**Work to be completed:**
Please write out the material that follows, exactly as it stands.

**Stored dataset items:**
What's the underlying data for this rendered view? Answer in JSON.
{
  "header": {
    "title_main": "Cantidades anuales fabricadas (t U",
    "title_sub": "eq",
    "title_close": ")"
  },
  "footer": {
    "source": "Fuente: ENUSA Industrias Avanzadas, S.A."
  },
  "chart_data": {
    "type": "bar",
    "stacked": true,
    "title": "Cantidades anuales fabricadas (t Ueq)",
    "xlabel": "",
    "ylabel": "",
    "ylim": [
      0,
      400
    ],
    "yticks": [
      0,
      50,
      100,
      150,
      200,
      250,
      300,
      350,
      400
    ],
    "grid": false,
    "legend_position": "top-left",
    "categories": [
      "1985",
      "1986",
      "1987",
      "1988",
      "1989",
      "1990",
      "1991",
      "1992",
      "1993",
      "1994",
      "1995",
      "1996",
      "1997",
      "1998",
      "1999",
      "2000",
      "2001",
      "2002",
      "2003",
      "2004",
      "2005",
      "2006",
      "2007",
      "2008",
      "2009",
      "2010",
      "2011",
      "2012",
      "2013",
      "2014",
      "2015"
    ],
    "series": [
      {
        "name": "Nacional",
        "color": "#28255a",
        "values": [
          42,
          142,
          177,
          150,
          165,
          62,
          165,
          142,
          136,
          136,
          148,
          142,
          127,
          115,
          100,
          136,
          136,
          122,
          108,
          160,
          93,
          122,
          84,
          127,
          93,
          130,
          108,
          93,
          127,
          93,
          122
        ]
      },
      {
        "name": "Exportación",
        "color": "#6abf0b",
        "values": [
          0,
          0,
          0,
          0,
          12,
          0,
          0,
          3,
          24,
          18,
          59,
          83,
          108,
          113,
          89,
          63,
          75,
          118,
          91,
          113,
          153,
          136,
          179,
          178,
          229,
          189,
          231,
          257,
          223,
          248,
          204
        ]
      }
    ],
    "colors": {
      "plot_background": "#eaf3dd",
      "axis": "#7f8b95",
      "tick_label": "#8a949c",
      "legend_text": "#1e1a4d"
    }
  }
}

**The output:**
What's the underlying data for this rendered view? Answer in JSON.
{
  "header": {
    "title_main": "Cantidades anuales fabricadas (t U",
    "title_sub": "eq",
    "title_close": ")"
  },
  "footer": {
    "source": "Fuente: ENUSA Industrias Avanzadas, S.A."
  },
  "chart_data": {
    "type": "bar",
    "stacked": true,
    "title": "Cantidades anuales fabricadas (t Ueq)",
    "xlabel": "",
    "ylabel": "",
    "ylim": [
      0,
      400
    ],
    "yticks": [
      0,
      50,
      100,
      150,
      200,
      250,
      300,
      350,
      400
    ],
    "grid": false,
    "legend_position": "top-left",
    "categories": [
      "1985",
      "1986",
      "1987",
      "1988",
      "1989",
      "1990",
      "1991",
      "1992",
      "1993",
      "1994",
      "1995",
      "1996",
      "1997",
      "1998",
      "1999",
      "2000",
      "2001",
      "2002",
      "2003",
      "2004",
      "2005",
      "2006",
      "2007",
      "2008",
      "2009",
      "2010",
      "2011",
      "2012",
      "2013",
      "2014",
      "2015"
    ],
    "series": [
      {
        "name": "Nacional",
        "color": "#28255a",
        "values": [
          42,
          142,
          177,
          150,
          165,
          62,
          165,
          142,
          136,
          136,
          148,
          142,
          127,
          115,
          100,
          136,
          136,
          122,
          108,
          160,
          93,
          122,
          84,
          127,
          93,
          130,
          108,
          93,
          127,
          93,
          122
        ]
      },
      {
        "name": "Exportación",
        "color": "#6abf0b",
        "values": [
          0,
          0,
          0,
          0,
          12,
          0,
          0,
          3,
          24,
          18,
          59,
          83,
          108,
          113,
          89,
          63,
          75,
          118,
          91,
          113,
          153,
          136,
          179,
          178,
          229,
          189,
          231,
          257,
          223,
          248,
          204
        ]
      }
    ],
    "colors": {
      "plot_background": "#eaf3dd",
      "axis": "#7f8b95",
      "tick_label": "#8a949c",
      "legend_text": "#1e1a4d"
    }
  }
}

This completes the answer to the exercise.